Document extract ->
-- -- --

VÉNISSIEUX: As Europe looks to declare its tech independence by becoming a leader in next-generation batteries, it will have to start by making its own graphite. The problem is, nearly all of it now comes from Asia, mainly China.

So France’s Carbone Savoie and Germany’s SGL Carbon, the only European firms deemed capable of taking up the challenge, have been corralled into an ambitious battery alliance launched by Brussels.

“Thank you for bringing us on board this ‘Airbus for batteries,’ though to be honest, we weren’t even on the passenger list,” Carbone Savoie’s chairman Bruno Gastinne told France’s deputy finance minister Agnes Pannier-Runacher on Thursday.

They were attending the ribbon-cutting for a new, more efficient carbon baking oven, a “brick cathedral” some five meters underground at its site in Venissieux, just south of Lyon in southeast France.

The €11 million ($11.9 million) investment will allow the company to double its carbon production, the first step for making the synthetic graphite prized for batteries.

-- -- --

Objective ->
From the article on Europe's graphite supply, pull out everything from "So France’s Carbone" down to "launched by Brussels.", word for word.

Given material ->

-- -- --

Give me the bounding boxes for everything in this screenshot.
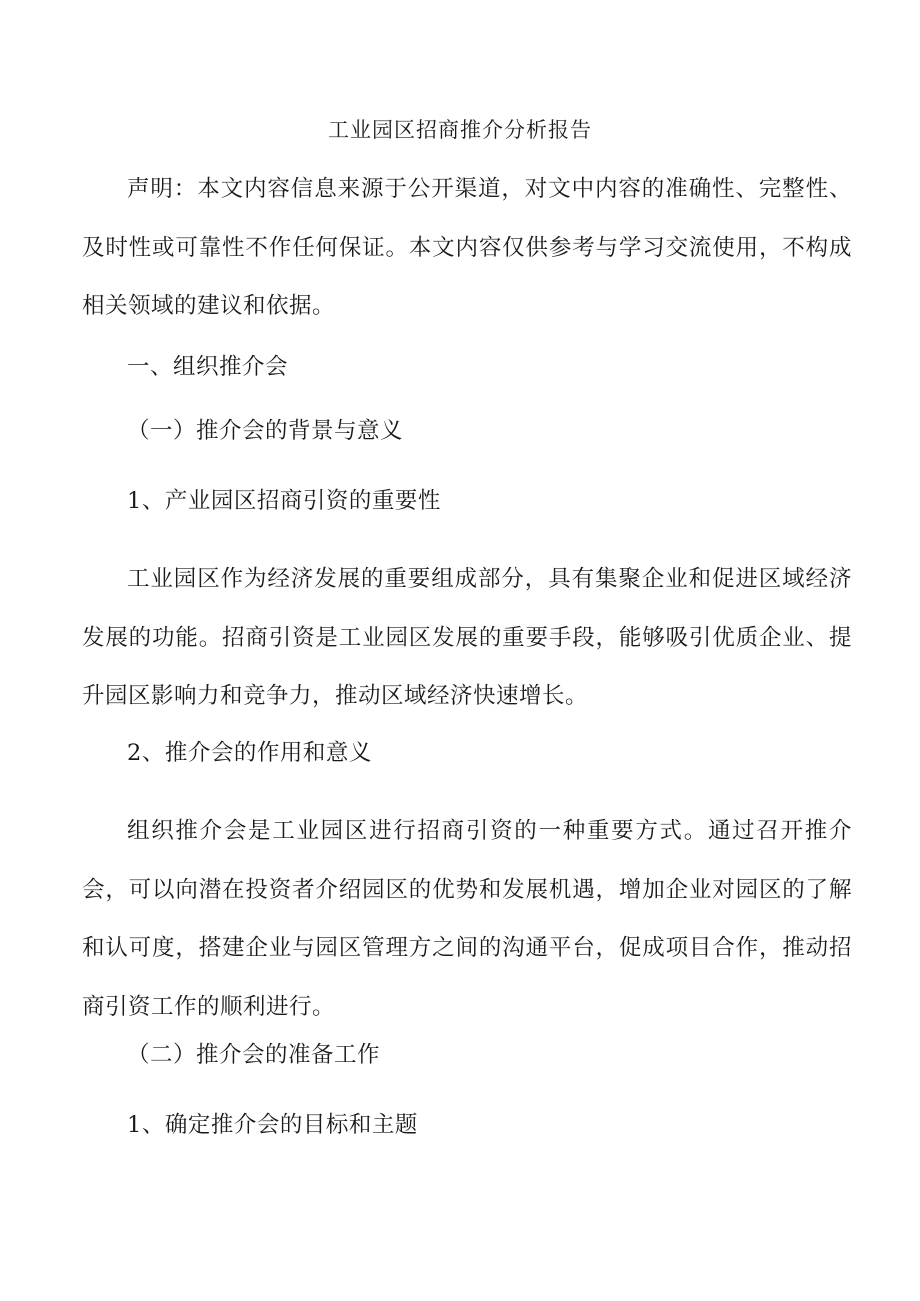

-- -- --

Problem solution ->
So France’s Carbone Savoie and Germany’s SGL Carbon, the only European firms deemed capable of taking up the challenge, have been corralled into an ambitious battery alliance launched by Brussels.